**The task:** Provide the records once more, identical to the original.

**Data for this task:**

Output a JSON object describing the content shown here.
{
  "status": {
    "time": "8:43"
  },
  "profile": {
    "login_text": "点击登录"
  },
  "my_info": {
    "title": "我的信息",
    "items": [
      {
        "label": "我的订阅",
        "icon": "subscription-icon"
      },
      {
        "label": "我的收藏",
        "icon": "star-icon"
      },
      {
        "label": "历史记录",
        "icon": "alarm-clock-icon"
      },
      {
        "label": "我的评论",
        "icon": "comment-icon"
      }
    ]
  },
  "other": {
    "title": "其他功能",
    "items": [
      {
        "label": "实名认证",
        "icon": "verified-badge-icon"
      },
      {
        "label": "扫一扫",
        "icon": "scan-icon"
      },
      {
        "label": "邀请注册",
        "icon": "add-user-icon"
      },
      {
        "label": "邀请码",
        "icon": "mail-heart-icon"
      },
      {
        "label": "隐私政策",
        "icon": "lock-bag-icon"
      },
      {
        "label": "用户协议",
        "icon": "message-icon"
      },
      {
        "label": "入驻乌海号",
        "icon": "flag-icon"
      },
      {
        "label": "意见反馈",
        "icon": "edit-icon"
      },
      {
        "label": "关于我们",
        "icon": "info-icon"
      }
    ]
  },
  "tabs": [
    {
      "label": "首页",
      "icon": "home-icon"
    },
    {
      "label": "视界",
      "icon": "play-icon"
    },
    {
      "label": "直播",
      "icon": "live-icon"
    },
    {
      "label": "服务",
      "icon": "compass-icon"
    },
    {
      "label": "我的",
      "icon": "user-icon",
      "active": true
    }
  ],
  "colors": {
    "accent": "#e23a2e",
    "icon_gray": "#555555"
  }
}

**Solution for this task:**
Output a JSON object describing the content shown here.
{
  "status": {
    "time": "8:43"
  },
  "profile": {
    "login_text": "点击登录"
  },
  "my_info": {
    "title": "我的信息",
    "items": [
      {
        "label": "我的订阅",
        "icon": "subscription-icon"
      },
      {
        "label": "我的收藏",
        "icon": "star-icon"
      },
      {
        "label": "历史记录",
        "icon": "alarm-clock-icon"
      },
      {
        "label": "我的评论",
        "icon": "comment-icon"
      }
    ]
  },
  "other": {
    "title": "其他功能",
    "items": [
      {
        "label": "实名认证",
        "icon": "verified-badge-icon"
      },
      {
        "label": "扫一扫",
        "icon": "scan-icon"
      },
      {
        "label": "邀请注册",
        "icon": "add-user-icon"
      },
      {
        "label": "邀请码",
        "icon": "mail-heart-icon"
      },
      {
        "label": "隐私政策",
        "icon": "lock-bag-icon"
      },
      {
        "label": "用户协议",
        "icon": "message-icon"
      },
      {
        "label": "入驻乌海号",
        "icon": "flag-icon"
      },
      {
        "label": "意见反馈",
        "icon": "edit-icon"
      },
      {
        "label": "关于我们",
        "icon": "info-icon"
      }
    ]
  },
  "tabs": [
    {
      "label": "首页",
      "icon": "home-icon"
    },
    {
      "label": "视界",
      "icon": "play-icon"
    },
    {
      "label": "直播",
      "icon": "live-icon"
    },
    {
      "label": "服务",
      "icon": "compass-icon"
    },
    {
      "label": "我的",
      "icon": "user-icon",
      "active": true
    }
  ],
  "colors": {
    "accent": "#e23a2e",
    "icon_gray": "#555555"
  }
}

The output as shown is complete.